Stated goal:
Output nothing but the number of lines that include the word "name".

════════

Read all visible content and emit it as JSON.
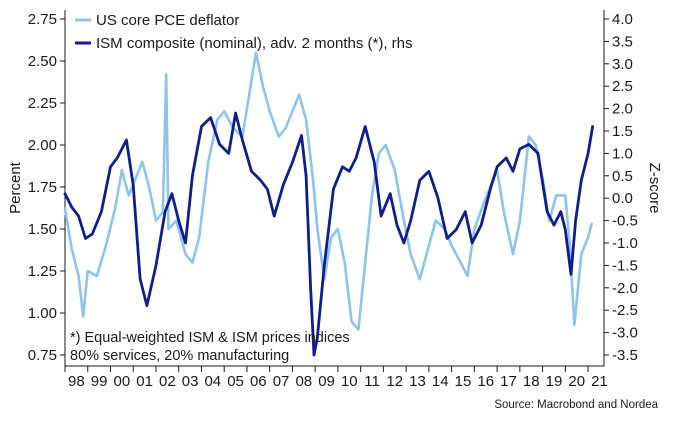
{
  "chart_data": {
    "type": "line",
    "legend_position": "top-left",
    "grid": false,
    "y_left": {
      "label": "Percent",
      "range": [
        0.75,
        2.75
      ],
      "ticks": [
        "2.75",
        "2.50",
        "2.25",
        "2.00",
        "1.75",
        "1.50",
        "1.25",
        "1.00",
        "0.75"
      ]
    },
    "y_right": {
      "label": "Z-score",
      "range": [
        -3.5,
        4.0
      ],
      "ticks": [
        "4.0",
        "3.5",
        "3.0",
        "2.5",
        "2.0",
        "1.5",
        "1.0",
        "0.5",
        "0.0",
        "-0.5",
        "-1.0",
        "-1.5",
        "-2.0",
        "-2.5",
        "-3.0",
        "-3.5"
      ]
    },
    "x_axis": {
      "range": [
        1998.0,
        2021.7
      ],
      "tick_labels": [
        "98",
        "99",
        "00",
        "01",
        "02",
        "03",
        "04",
        "05",
        "06",
        "07",
        "08",
        "09",
        "10",
        "11",
        "12",
        "13",
        "14",
        "15",
        "16",
        "17",
        "18",
        "19",
        "20",
        "21"
      ]
    },
    "series": [
      {
        "name": "US core PCE deflator",
        "axis": "left",
        "color": "#8cc4ec",
        "points": [
          [
            1998.0,
            1.62
          ],
          [
            1998.3,
            1.38
          ],
          [
            1998.6,
            1.22
          ],
          [
            1998.8,
            0.98
          ],
          [
            1999.0,
            1.25
          ],
          [
            1999.4,
            1.22
          ],
          [
            1999.8,
            1.4
          ],
          [
            2000.2,
            1.62
          ],
          [
            2000.5,
            1.85
          ],
          [
            2000.8,
            1.7
          ],
          [
            2001.1,
            1.8
          ],
          [
            2001.4,
            1.9
          ],
          [
            2001.7,
            1.75
          ],
          [
            2002.0,
            1.55
          ],
          [
            2002.3,
            1.6
          ],
          [
            2002.45,
            2.42
          ],
          [
            2002.55,
            1.5
          ],
          [
            2002.9,
            1.55
          ],
          [
            2003.3,
            1.35
          ],
          [
            2003.6,
            1.3
          ],
          [
            2003.9,
            1.45
          ],
          [
            2004.3,
            1.9
          ],
          [
            2004.7,
            2.15
          ],
          [
            2005.0,
            2.2
          ],
          [
            2005.4,
            2.1
          ],
          [
            2005.8,
            2.05
          ],
          [
            2006.1,
            2.3
          ],
          [
            2006.4,
            2.55
          ],
          [
            2006.7,
            2.35
          ],
          [
            2007.0,
            2.2
          ],
          [
            2007.4,
            2.05
          ],
          [
            2007.7,
            2.1
          ],
          [
            2008.0,
            2.2
          ],
          [
            2008.3,
            2.3
          ],
          [
            2008.6,
            2.15
          ],
          [
            2008.9,
            1.8
          ],
          [
            2009.1,
            1.5
          ],
          [
            2009.4,
            1.2
          ],
          [
            2009.7,
            1.45
          ],
          [
            2010.0,
            1.5
          ],
          [
            2010.3,
            1.3
          ],
          [
            2010.6,
            0.95
          ],
          [
            2010.9,
            0.9
          ],
          [
            2011.2,
            1.3
          ],
          [
            2011.5,
            1.7
          ],
          [
            2011.8,
            1.95
          ],
          [
            2012.1,
            2.0
          ],
          [
            2012.5,
            1.85
          ],
          [
            2012.9,
            1.55
          ],
          [
            2013.2,
            1.35
          ],
          [
            2013.6,
            1.2
          ],
          [
            2013.9,
            1.35
          ],
          [
            2014.3,
            1.55
          ],
          [
            2014.7,
            1.5
          ],
          [
            2015.0,
            1.4
          ],
          [
            2015.4,
            1.3
          ],
          [
            2015.7,
            1.22
          ],
          [
            2016.0,
            1.5
          ],
          [
            2016.4,
            1.65
          ],
          [
            2016.7,
            1.75
          ],
          [
            2017.0,
            1.85
          ],
          [
            2017.3,
            1.6
          ],
          [
            2017.7,
            1.35
          ],
          [
            2018.0,
            1.55
          ],
          [
            2018.4,
            2.05
          ],
          [
            2018.7,
            2.0
          ],
          [
            2019.0,
            1.8
          ],
          [
            2019.3,
            1.55
          ],
          [
            2019.6,
            1.7
          ],
          [
            2020.0,
            1.7
          ],
          [
            2020.2,
            1.4
          ],
          [
            2020.4,
            0.93
          ],
          [
            2020.7,
            1.35
          ],
          [
            2021.0,
            1.45
          ],
          [
            2021.15,
            1.53
          ]
        ]
      },
      {
        "name": "ISM composite (nominal), adv. 2 months (*), rhs",
        "axis": "right",
        "color": "#0f1e8c",
        "points": [
          [
            1998.0,
            0.1
          ],
          [
            1998.3,
            -0.2
          ],
          [
            1998.6,
            -0.4
          ],
          [
            1998.9,
            -0.9
          ],
          [
            1999.2,
            -0.8
          ],
          [
            1999.6,
            -0.3
          ],
          [
            2000.0,
            0.7
          ],
          [
            2000.3,
            0.9
          ],
          [
            2000.7,
            1.3
          ],
          [
            2001.0,
            0.3
          ],
          [
            2001.3,
            -1.8
          ],
          [
            2001.6,
            -2.4
          ],
          [
            2002.0,
            -1.5
          ],
          [
            2002.4,
            -0.3
          ],
          [
            2002.7,
            0.1
          ],
          [
            2003.0,
            -0.5
          ],
          [
            2003.3,
            -1.0
          ],
          [
            2003.6,
            0.5
          ],
          [
            2004.0,
            1.6
          ],
          [
            2004.4,
            1.8
          ],
          [
            2004.8,
            1.2
          ],
          [
            2005.2,
            1.0
          ],
          [
            2005.5,
            1.9
          ],
          [
            2005.8,
            1.3
          ],
          [
            2006.2,
            0.6
          ],
          [
            2006.6,
            0.4
          ],
          [
            2006.9,
            0.2
          ],
          [
            2007.2,
            -0.4
          ],
          [
            2007.6,
            0.3
          ],
          [
            2008.0,
            0.8
          ],
          [
            2008.4,
            1.4
          ],
          [
            2008.6,
            0.5
          ],
          [
            2008.8,
            -2.0
          ],
          [
            2008.95,
            -3.5
          ],
          [
            2009.1,
            -3.1
          ],
          [
            2009.4,
            -1.5
          ],
          [
            2009.8,
            0.2
          ],
          [
            2010.2,
            0.7
          ],
          [
            2010.5,
            0.6
          ],
          [
            2010.8,
            0.9
          ],
          [
            2011.2,
            1.6
          ],
          [
            2011.6,
            0.8
          ],
          [
            2011.9,
            -0.4
          ],
          [
            2012.3,
            0.1
          ],
          [
            2012.6,
            -0.6
          ],
          [
            2012.9,
            -1.0
          ],
          [
            2013.2,
            -0.5
          ],
          [
            2013.6,
            0.4
          ],
          [
            2014.0,
            0.6
          ],
          [
            2014.4,
            0.0
          ],
          [
            2014.8,
            -0.9
          ],
          [
            2015.2,
            -0.7
          ],
          [
            2015.6,
            -0.3
          ],
          [
            2015.9,
            -1.0
          ],
          [
            2016.3,
            -0.6
          ],
          [
            2016.7,
            0.2
          ],
          [
            2017.0,
            0.7
          ],
          [
            2017.4,
            0.9
          ],
          [
            2017.7,
            0.6
          ],
          [
            2018.0,
            1.1
          ],
          [
            2018.4,
            1.2
          ],
          [
            2018.8,
            1.0
          ],
          [
            2019.2,
            -0.3
          ],
          [
            2019.5,
            -0.6
          ],
          [
            2019.8,
            -0.3
          ],
          [
            2020.0,
            -0.7
          ],
          [
            2020.25,
            -1.7
          ],
          [
            2020.45,
            -0.5
          ],
          [
            2020.7,
            0.4
          ],
          [
            2021.0,
            1.0
          ],
          [
            2021.2,
            1.6
          ]
        ]
      }
    ],
    "annotations": [
      "*) Equal-weighted ISM & ISM prices indices",
      "80% services, 20% manufacturing"
    ],
    "source": "Source: Macrobond and Nordea"
  }
}
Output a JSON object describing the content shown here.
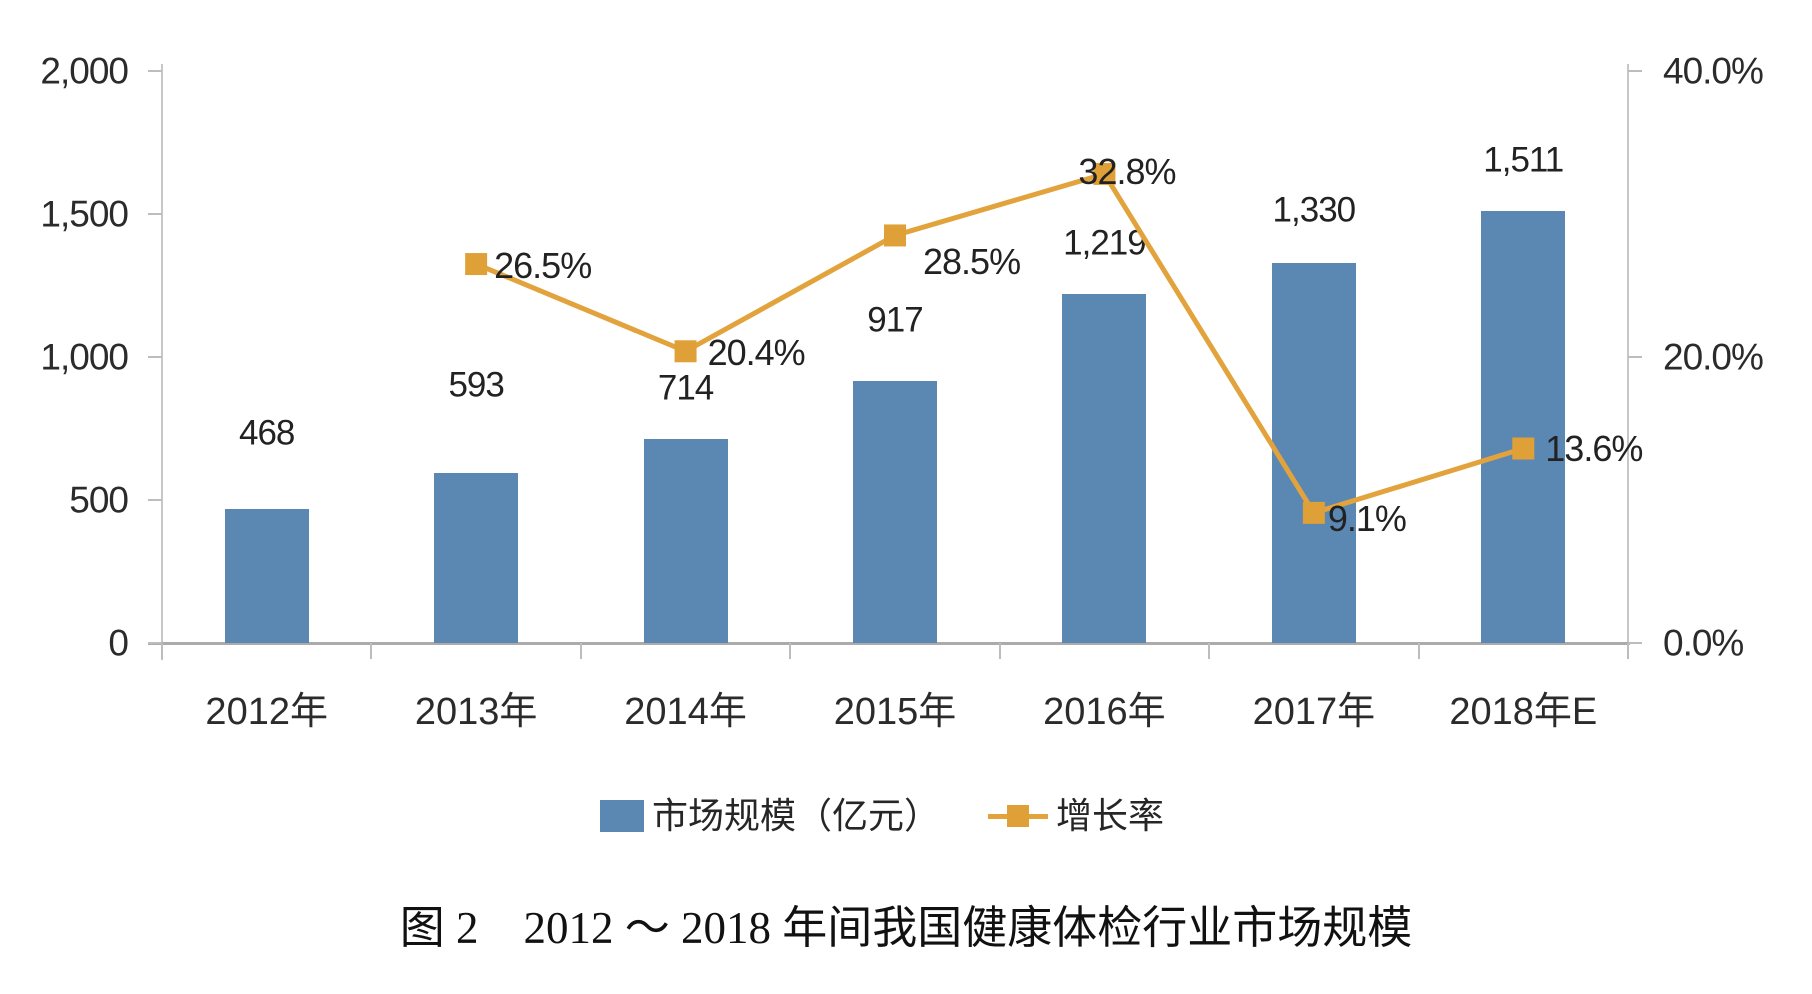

════════

Response to the exercise:
2